Data records
>> Begin
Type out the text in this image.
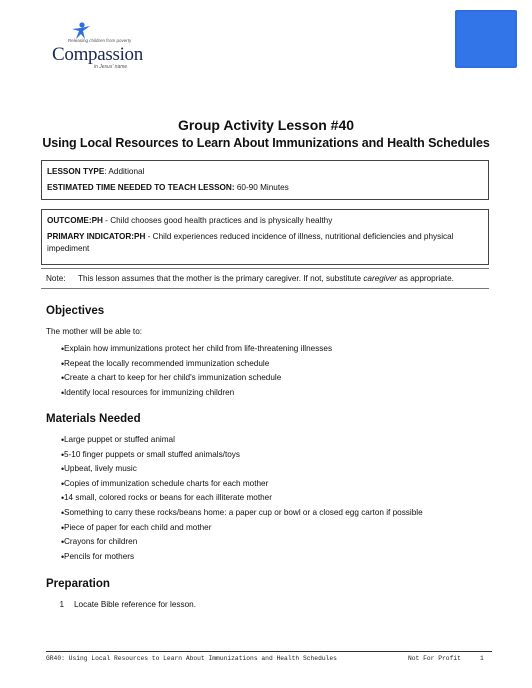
Releasing children from poverty
Compassion
in Jesus' name
Group Activity Lesson #40
Using Local Resources to Learn About Immunizations and Health Schedules
LESSON TYPE: Additional
ESTIMATED TIME NEEDED TO TEACH LESSON: 60-90 Minutes
OUTCOME:PH - Child chooses good health practices and is physically healthy
PRIMARY INDICATOR:PH - Child experiences reduced incidence of illness, nutritional deficiencies and physical impediment
Note:	This lesson assumes that the mother is the primary caregiver. If not, substitute caregiver as appropriate.
Objectives
The mother will be able to:
• Explain how immunizations protect her child from life-threatening illnesses
• Repeat the locally recommended immunization schedule
• Create a chart to keep for her child's immunization schedule
• Identify local resources for immunizing children
Materials Needed
• Large puppet or stuffed animal
• 5-10 finger puppets or small stuffed animals/toys
• Upbeat, lively music
• Copies of immunization schedule charts for each mother
• 14 small, colored rocks or beans for each illiterate mother
• Something to carry these rocks/beans home: a paper cup or bowl or a closed egg carton if possible
• Piece of paper for each child and mother
• Crayons for children
• Pencils for mothers
Preparation
1 Locate Bible reference for lesson.
GR40: Using Local Resources to Learn About Immunizations and Health Schedules	Not For Profit	1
>> End
**Short exercise**
Copy out each line word for word, please, skipping the images.

**Response for this exercise**
Type out the text in this image.
Releasing children from poverty
Compassion
in Jesus' name
Group Activity Lesson #40
Using Local Resources to Learn About Immunizations and Health Schedules
LESSON TYPE: Additional
ESTIMATED TIME NEEDED TO TEACH LESSON: 60-90 Minutes
OUTCOME:PH - Child chooses good health practices and is physically healthy
PRIMARY INDICATOR:PH - Child experiences reduced incidence of illness, nutritional deficiencies and physical impediment
Note:	This lesson assumes that the mother is the primary caregiver. If not, substitute caregiver as appropriate.
Objectives
The mother will be able to:
• Explain how immunizations protect her child from life-threatening illnesses
• Repeat the locally recommended immunization schedule
• Create a chart to keep for her child's immunization schedule
• Identify local resources for immunizing children
Materials Needed
• Large puppet or stuffed animal
• 5-10 finger puppets or small stuffed animals/toys
• Upbeat, lively music
• Copies of immunization schedule charts for each mother
• 14 small, colored rocks or beans for each illiterate mother
• Something to carry these rocks/beans home: a paper cup or bowl or a closed egg carton if possible
• Piece of paper for each child and mother
• Crayons for children
• Pencils for mothers
Preparation
1 Locate Bible reference for lesson.
GR40: Using Local Resources to Learn About Immunizations and Health Schedules	Not For Profit	1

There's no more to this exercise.